§ **EXERCISE REQUIREMENTS**
Every entry must be echoed exactly.

§ **INFORMATION GIVEN**

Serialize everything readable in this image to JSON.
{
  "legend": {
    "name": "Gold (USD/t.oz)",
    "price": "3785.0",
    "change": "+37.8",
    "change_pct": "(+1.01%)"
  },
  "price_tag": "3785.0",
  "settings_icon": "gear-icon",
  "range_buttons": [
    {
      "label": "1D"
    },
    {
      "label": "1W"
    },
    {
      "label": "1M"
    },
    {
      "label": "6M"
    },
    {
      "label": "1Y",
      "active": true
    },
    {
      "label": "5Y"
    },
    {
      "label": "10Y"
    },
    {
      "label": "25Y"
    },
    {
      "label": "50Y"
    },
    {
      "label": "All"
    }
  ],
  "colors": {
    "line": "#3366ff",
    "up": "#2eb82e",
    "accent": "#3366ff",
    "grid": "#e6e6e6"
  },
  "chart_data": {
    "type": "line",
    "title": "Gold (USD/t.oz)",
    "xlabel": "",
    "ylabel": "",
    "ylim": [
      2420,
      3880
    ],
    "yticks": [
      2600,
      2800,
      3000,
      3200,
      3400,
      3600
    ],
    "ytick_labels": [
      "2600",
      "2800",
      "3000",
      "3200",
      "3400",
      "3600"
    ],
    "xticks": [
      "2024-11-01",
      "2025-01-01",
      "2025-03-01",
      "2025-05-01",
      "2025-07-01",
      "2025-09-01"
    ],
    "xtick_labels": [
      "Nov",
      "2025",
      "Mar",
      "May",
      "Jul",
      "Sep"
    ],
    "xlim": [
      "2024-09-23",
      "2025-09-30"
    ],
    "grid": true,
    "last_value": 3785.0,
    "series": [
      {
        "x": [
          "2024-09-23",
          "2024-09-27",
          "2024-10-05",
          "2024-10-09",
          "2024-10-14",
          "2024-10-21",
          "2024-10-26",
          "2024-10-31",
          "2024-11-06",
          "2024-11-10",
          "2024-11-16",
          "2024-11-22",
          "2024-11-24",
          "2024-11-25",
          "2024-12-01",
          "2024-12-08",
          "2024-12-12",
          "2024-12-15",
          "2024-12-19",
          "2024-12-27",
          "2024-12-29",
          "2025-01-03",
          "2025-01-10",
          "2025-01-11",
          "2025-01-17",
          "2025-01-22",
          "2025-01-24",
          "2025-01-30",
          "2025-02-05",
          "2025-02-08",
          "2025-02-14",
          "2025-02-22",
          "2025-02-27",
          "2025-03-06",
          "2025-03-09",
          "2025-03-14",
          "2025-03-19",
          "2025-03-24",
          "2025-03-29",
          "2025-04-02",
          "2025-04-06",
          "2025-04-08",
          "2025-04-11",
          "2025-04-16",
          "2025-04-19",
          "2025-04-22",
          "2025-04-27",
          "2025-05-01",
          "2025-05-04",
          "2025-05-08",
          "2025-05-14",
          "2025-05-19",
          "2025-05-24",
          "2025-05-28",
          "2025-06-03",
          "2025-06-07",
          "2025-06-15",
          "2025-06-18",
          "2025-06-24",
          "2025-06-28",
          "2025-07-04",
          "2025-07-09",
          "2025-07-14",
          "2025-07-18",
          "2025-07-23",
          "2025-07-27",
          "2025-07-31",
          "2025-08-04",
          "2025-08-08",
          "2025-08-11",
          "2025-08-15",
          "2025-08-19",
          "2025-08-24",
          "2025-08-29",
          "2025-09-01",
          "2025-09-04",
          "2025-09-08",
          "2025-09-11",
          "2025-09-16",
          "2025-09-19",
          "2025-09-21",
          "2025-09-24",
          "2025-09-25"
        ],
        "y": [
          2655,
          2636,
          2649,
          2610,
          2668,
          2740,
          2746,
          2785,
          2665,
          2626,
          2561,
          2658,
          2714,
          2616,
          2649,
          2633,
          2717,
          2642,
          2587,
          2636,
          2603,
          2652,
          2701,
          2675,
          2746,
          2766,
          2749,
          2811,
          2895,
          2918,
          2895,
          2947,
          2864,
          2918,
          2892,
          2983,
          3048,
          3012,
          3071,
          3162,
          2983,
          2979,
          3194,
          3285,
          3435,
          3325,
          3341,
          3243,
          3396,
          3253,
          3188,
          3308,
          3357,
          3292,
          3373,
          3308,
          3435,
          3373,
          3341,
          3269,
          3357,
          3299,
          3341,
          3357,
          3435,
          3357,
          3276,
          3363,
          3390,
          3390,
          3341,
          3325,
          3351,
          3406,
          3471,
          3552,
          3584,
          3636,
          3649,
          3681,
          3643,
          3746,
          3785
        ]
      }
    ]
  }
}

§ **FULL RESPONSE**
Serialize everything readable in this image to JSON.
{
  "legend": {
    "name": "Gold (USD/t.oz)",
    "price": "3785.0",
    "change": "+37.8",
    "change_pct": "(+1.01%)"
  },
  "price_tag": "3785.0",
  "settings_icon": "gear-icon",
  "range_buttons": [
    {
      "label": "1D"
    },
    {
      "label": "1W"
    },
    {
      "label": "1M"
    },
    {
      "label": "6M"
    },
    {
      "label": "1Y",
      "active": true
    },
    {
      "label": "5Y"
    },
    {
      "label": "10Y"
    },
    {
      "label": "25Y"
    },
    {
      "label": "50Y"
    },
    {
      "label": "All"
    }
  ],
  "colors": {
    "line": "#3366ff",
    "up": "#2eb82e",
    "accent": "#3366ff",
    "grid": "#e6e6e6"
  },
  "chart_data": {
    "type": "line",
    "title": "Gold (USD/t.oz)",
    "xlabel": "",
    "ylabel": "",
    "ylim": [
      2420,
      3880
    ],
    "yticks": [
      2600,
      2800,
      3000,
      3200,
      3400,
      3600
    ],
    "ytick_labels": [
      "2600",
      "2800",
      "3000",
      "3200",
      "3400",
      "3600"
    ],
    "xticks": [
      "2024-11-01",
      "2025-01-01",
      "2025-03-01",
      "2025-05-01",
      "2025-07-01",
      "2025-09-01"
    ],
    "xtick_labels": [
      "Nov",
      "2025",
      "Mar",
      "May",
      "Jul",
      "Sep"
    ],
    "xlim": [
      "2024-09-23",
      "2025-09-30"
    ],
    "grid": true,
    "last_value": 3785.0,
    "series": [
      {
        "x": [
          "2024-09-23",
          "2024-09-27",
          "2024-10-05",
          "2024-10-09",
          "2024-10-14",
          "2024-10-21",
          "2024-10-26",
          "2024-10-31",
          "2024-11-06",
          "2024-11-10",
          "2024-11-16",
          "2024-11-22",
          "2024-11-24",
          "2024-11-25",
          "2024-12-01",
          "2024-12-08",
          "2024-12-12",
          "2024-12-15",
          "2024-12-19",
          "2024-12-27",
          "2024-12-29",
          "2025-01-03",
          "2025-01-10",
          "2025-01-11",
          "2025-01-17",
          "2025-01-22",
          "2025-01-24",
          "2025-01-30",
          "2025-02-05",
          "2025-02-08",
          "2025-02-14",
          "2025-02-22",
          "2025-02-27",
          "2025-03-06",
          "2025-03-09",
          "2025-03-14",
          "2025-03-19",
          "2025-03-24",
          "2025-03-29",
          "2025-04-02",
          "2025-04-06",
          "2025-04-08",
          "2025-04-11",
          "2025-04-16",
          "2025-04-19",
          "2025-04-22",
          "2025-04-27",
          "2025-05-01",
          "2025-05-04",
          "2025-05-08",
          "2025-05-14",
          "2025-05-19",
          "2025-05-24",
          "2025-05-28",
          "2025-06-03",
          "2025-06-07",
          "2025-06-15",
          "2025-06-18",
          "2025-06-24",
          "2025-06-28",
          "2025-07-04",
          "2025-07-09",
          "2025-07-14",
          "2025-07-18",
          "2025-07-23",
          "2025-07-27",
          "2025-07-31",
          "2025-08-04",
          "2025-08-08",
          "2025-08-11",
          "2025-08-15",
          "2025-08-19",
          "2025-08-24",
          "2025-08-29",
          "2025-09-01",
          "2025-09-04",
          "2025-09-08",
          "2025-09-11",
          "2025-09-16",
          "2025-09-19",
          "2025-09-21",
          "2025-09-24",
          "2025-09-25"
        ],
        "y": [
          2655,
          2636,
          2649,
          2610,
          2668,
          2740,
          2746,
          2785,
          2665,
          2626,
          2561,
          2658,
          2714,
          2616,
          2649,
          2633,
          2717,
          2642,
          2587,
          2636,
          2603,
          2652,
          2701,
          2675,
          2746,
          2766,
          2749,
          2811,
          2895,
          2918,
          2895,
          2947,
          2864,
          2918,
          2892,
          2983,
          3048,
          3012,
          3071,
          3162,
          2983,
          2979,
          3194,
          3285,
          3435,
          3325,
          3341,
          3243,
          3396,
          3253,
          3188,
          3308,
          3357,
          3292,
          3373,
          3308,
          3435,
          3373,
          3341,
          3269,
          3357,
          3299,
          3341,
          3357,
          3435,
          3357,
          3276,
          3363,
          3390,
          3390,
          3341,
          3325,
          3351,
          3406,
          3471,
          3552,
          3584,
          3636,
          3649,
          3681,
          3643,
          3746,
          3785
        ]
      }
    ]
  }
}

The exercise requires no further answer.